- INFORMATION SUPPLIED:
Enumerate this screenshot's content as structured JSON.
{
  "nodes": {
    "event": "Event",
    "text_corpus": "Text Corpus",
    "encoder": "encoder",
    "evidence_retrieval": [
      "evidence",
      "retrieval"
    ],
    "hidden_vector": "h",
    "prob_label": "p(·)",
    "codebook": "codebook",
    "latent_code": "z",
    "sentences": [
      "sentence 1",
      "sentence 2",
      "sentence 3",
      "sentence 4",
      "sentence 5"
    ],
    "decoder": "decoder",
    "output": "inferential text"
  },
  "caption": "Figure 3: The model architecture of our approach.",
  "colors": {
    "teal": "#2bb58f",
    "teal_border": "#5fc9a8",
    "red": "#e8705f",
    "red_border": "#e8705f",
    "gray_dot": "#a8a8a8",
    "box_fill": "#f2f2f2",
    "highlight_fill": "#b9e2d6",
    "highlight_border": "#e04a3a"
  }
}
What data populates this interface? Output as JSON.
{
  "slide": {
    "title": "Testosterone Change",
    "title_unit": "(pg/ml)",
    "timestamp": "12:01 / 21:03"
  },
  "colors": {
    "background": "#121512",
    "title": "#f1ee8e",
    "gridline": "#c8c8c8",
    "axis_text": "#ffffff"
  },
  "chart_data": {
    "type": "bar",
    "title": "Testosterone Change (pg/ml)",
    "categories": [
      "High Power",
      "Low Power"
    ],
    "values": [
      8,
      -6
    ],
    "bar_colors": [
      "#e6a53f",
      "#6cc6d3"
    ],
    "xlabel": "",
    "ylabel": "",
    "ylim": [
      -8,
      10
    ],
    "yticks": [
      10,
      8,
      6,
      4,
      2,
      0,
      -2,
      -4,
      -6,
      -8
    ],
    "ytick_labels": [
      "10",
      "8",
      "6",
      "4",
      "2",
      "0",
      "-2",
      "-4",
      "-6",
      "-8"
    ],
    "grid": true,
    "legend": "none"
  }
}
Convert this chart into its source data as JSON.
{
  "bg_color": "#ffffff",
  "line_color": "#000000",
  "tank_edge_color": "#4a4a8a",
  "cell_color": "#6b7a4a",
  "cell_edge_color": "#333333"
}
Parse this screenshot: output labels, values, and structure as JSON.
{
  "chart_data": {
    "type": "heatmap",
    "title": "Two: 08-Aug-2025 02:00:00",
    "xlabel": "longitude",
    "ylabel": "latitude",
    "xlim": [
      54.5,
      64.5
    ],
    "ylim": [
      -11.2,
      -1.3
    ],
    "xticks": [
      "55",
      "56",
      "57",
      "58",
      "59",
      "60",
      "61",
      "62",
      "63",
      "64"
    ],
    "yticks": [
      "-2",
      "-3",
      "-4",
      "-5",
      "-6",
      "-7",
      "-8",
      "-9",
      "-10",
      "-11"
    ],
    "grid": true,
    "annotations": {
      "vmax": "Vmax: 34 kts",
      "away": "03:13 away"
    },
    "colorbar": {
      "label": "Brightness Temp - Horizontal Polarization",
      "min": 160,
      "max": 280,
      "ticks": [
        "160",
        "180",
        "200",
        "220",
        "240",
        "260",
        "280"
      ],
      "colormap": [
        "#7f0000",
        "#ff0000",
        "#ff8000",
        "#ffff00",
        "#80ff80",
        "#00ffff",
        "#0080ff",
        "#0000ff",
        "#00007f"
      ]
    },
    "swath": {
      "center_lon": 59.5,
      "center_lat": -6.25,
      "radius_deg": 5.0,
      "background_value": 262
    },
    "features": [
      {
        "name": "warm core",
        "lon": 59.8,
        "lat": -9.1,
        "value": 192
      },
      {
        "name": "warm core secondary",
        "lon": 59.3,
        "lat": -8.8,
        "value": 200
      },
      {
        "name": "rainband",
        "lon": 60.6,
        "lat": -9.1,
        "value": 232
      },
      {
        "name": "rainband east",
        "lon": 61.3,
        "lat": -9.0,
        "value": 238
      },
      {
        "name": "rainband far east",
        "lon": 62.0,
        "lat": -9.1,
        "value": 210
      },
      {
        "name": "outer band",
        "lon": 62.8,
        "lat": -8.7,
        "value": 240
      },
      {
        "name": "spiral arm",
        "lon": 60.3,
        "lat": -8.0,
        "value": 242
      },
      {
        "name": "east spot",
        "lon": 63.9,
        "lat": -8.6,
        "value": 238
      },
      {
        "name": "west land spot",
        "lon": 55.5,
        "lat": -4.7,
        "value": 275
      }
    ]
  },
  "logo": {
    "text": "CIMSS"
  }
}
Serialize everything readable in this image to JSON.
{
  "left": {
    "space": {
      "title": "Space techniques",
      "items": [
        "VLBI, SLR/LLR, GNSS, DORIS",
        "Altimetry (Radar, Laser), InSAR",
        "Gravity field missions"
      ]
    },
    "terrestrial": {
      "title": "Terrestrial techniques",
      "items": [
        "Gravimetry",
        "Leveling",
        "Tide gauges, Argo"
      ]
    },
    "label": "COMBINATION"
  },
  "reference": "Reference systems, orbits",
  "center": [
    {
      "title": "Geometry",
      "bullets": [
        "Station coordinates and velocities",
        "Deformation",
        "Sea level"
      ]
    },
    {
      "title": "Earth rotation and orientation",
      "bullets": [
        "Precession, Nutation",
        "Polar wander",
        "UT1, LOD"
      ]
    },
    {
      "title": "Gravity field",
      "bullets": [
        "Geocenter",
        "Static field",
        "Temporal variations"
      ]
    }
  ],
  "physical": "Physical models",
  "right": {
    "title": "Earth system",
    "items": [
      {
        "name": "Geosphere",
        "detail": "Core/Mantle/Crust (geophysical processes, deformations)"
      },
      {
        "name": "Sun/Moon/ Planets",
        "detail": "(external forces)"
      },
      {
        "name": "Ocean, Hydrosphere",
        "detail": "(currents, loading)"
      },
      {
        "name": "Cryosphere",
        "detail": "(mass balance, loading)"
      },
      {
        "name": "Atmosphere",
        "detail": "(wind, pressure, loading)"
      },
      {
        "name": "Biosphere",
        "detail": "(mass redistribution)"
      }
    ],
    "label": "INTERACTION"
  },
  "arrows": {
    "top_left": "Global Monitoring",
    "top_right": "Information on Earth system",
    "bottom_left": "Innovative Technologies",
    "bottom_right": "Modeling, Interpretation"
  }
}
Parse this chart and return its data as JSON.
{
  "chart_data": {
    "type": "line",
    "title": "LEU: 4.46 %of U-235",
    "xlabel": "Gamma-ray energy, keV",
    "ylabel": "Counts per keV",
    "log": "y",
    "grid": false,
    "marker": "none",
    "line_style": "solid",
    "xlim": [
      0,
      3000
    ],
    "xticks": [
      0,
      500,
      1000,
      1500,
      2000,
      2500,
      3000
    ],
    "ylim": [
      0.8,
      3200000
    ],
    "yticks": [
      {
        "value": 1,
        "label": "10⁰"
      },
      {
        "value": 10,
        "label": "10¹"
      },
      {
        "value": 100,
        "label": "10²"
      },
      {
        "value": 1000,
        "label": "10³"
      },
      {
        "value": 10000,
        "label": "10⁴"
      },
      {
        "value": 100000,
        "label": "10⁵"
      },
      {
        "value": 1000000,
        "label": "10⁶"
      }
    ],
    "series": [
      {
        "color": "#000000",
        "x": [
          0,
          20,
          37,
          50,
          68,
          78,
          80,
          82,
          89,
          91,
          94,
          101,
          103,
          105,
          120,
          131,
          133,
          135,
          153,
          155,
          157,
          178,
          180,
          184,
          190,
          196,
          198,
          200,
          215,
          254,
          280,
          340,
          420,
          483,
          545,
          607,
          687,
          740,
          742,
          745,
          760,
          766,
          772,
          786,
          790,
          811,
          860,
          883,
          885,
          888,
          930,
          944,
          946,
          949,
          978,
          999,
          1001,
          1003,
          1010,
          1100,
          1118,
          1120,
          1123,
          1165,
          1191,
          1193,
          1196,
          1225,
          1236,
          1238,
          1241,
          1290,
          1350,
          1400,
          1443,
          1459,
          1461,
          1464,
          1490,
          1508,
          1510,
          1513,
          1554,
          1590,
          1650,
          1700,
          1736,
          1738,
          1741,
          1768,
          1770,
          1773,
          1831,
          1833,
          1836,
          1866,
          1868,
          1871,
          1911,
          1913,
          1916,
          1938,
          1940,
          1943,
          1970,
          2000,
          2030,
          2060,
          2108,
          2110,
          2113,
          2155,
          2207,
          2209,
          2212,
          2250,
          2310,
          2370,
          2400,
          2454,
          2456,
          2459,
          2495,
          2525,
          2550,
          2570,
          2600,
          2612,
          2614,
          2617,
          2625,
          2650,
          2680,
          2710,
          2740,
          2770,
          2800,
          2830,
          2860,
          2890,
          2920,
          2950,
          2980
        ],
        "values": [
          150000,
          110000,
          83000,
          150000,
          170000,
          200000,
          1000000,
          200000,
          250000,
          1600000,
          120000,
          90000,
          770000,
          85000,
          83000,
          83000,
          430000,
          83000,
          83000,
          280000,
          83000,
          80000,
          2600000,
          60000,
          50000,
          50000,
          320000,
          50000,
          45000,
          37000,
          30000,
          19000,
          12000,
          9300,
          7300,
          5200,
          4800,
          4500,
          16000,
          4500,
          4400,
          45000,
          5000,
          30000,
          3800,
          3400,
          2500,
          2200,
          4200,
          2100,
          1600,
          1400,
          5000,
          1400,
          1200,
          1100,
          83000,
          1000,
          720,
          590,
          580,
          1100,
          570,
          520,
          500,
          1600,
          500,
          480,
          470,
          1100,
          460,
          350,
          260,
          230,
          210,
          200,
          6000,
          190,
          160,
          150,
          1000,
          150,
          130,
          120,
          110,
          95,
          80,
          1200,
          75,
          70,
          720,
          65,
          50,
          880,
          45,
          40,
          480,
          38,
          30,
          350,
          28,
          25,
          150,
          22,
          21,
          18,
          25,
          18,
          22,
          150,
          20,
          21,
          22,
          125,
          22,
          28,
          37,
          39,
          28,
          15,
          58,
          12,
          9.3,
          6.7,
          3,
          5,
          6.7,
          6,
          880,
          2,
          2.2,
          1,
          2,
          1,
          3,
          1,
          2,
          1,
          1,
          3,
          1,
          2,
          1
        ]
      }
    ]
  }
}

- TASK GOAL: Give the number of lines containing the word "detail". No other answer is needed.

- TASK RESPONSE: 6